* [GIVEN INSTRUCTION] Could you give the data below again, exactly and completely?

__________________________________________________

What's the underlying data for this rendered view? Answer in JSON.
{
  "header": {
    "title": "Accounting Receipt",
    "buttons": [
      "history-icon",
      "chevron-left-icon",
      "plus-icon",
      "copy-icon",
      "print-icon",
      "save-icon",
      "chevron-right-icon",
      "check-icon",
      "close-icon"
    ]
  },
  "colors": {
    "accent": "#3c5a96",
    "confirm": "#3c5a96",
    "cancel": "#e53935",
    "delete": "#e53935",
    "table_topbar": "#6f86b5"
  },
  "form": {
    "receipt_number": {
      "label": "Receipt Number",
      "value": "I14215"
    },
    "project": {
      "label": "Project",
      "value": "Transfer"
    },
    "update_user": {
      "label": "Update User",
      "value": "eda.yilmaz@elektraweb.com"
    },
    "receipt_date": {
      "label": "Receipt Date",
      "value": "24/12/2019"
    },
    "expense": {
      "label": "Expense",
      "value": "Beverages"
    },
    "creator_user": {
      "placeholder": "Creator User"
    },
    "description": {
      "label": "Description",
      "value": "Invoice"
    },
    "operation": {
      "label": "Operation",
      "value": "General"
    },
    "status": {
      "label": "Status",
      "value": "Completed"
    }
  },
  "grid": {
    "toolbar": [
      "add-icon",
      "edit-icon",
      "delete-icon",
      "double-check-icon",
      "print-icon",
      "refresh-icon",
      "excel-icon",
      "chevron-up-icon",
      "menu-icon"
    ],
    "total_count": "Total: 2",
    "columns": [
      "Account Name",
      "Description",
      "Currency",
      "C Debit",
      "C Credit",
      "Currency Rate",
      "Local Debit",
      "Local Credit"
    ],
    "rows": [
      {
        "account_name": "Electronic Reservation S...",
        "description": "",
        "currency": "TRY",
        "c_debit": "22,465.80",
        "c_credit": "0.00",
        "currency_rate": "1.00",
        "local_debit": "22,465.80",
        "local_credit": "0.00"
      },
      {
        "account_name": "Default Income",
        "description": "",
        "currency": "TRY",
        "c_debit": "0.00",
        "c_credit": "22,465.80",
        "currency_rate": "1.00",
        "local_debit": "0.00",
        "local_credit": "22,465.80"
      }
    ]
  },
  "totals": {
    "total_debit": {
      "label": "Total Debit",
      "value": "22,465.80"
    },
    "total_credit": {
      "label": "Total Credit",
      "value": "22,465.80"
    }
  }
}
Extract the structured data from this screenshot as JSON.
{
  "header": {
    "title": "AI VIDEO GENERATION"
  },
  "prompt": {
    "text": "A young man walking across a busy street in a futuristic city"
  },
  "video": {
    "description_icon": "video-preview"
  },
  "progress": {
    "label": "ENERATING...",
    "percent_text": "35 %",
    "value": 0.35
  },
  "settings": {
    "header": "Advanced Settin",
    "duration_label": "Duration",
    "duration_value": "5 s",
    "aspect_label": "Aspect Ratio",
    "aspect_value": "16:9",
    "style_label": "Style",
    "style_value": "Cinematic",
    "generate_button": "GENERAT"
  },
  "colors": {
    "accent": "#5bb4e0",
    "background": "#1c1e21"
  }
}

__________________________________________________

* [COMPLETED TASK]
What's the underlying data for this rendered view? Answer in JSON.
{
  "header": {
    "title": "Accounting Receipt",
    "buttons": [
      "history-icon",
      "chevron-left-icon",
      "plus-icon",
      "copy-icon",
      "print-icon",
      "save-icon",
      "chevron-right-icon",
      "check-icon",
      "close-icon"
    ]
  },
  "colors": {
    "accent": "#3c5a96",
    "confirm": "#3c5a96",
    "cancel": "#e53935",
    "delete": "#e53935",
    "table_topbar": "#6f86b5"
  },
  "form": {
    "receipt_number": {
      "label": "Receipt Number",
      "value": "I14215"
    },
    "project": {
      "label": "Project",
      "value": "Transfer"
    },
    "update_user": {
      "label": "Update User",
      "value": "eda.yilmaz@elektraweb.com"
    },
    "receipt_date": {
      "label": "Receipt Date",
      "value": "24/12/2019"
    },
    "expense": {
      "label": "Expense",
      "value": "Beverages"
    },
    "creator_user": {
      "placeholder": "Creator User"
    },
    "description": {
      "label": "Description",
      "value": "Invoice"
    },
    "operation": {
      "label": "Operation",
      "value": "General"
    },
    "status": {
      "label": "Status",
      "value": "Completed"
    }
  },
  "grid": {
    "toolbar": [
      "add-icon",
      "edit-icon",
      "delete-icon",
      "double-check-icon",
      "print-icon",
      "refresh-icon",
      "excel-icon",
      "chevron-up-icon",
      "menu-icon"
    ],
    "total_count": "Total: 2",
    "columns": [
      "Account Name",
      "Description",
      "Currency",
      "C Debit",
      "C Credit",
      "Currency Rate",
      "Local Debit",
      "Local Credit"
    ],
    "rows": [
      {
        "account_name": "Electronic Reservation S...",
        "description": "",
        "currency": "TRY",
        "c_debit": "22,465.80",
        "c_credit": "0.00",
        "currency_rate": "1.00",
        "local_debit": "22,465.80",
        "local_credit": "0.00"
      },
      {
        "account_name": "Default Income",
        "description": "",
        "currency": "TRY",
        "c_debit": "0.00",
        "c_credit": "22,465.80",
        "currency_rate": "1.00",
        "local_debit": "0.00",
        "local_credit": "22,465.80"
      }
    ]
  },
  "totals": {
    "total_debit": {
      "label": "Total Debit",
      "value": "22,465.80"
    },
    "total_credit": {
      "label": "Total Credit",
      "value": "22,465.80"
    }
  }
}
Extract the structured data from this screenshot as JSON.
{
  "header": {
    "title": "AI VIDEO GENERATION"
  },
  "prompt": {
    "text": "A young man walking across a busy street in a futuristic city"
  },
  "video": {
    "description_icon": "video-preview"
  },
  "progress": {
    "label": "ENERATING...",
    "percent_text": "35 %",
    "value": 0.35
  },
  "settings": {
    "header": "Advanced Settin",
    "duration_label": "Duration",
    "duration_value": "5 s",
    "aspect_label": "Aspect Ratio",
    "aspect_value": "16:9",
    "style_label": "Style",
    "style_value": "Cinematic",
    "generate_button": "GENERAT"
  },
  "colors": {
    "accent": "#5bb4e0",
    "background": "#1c1e21"
  }
}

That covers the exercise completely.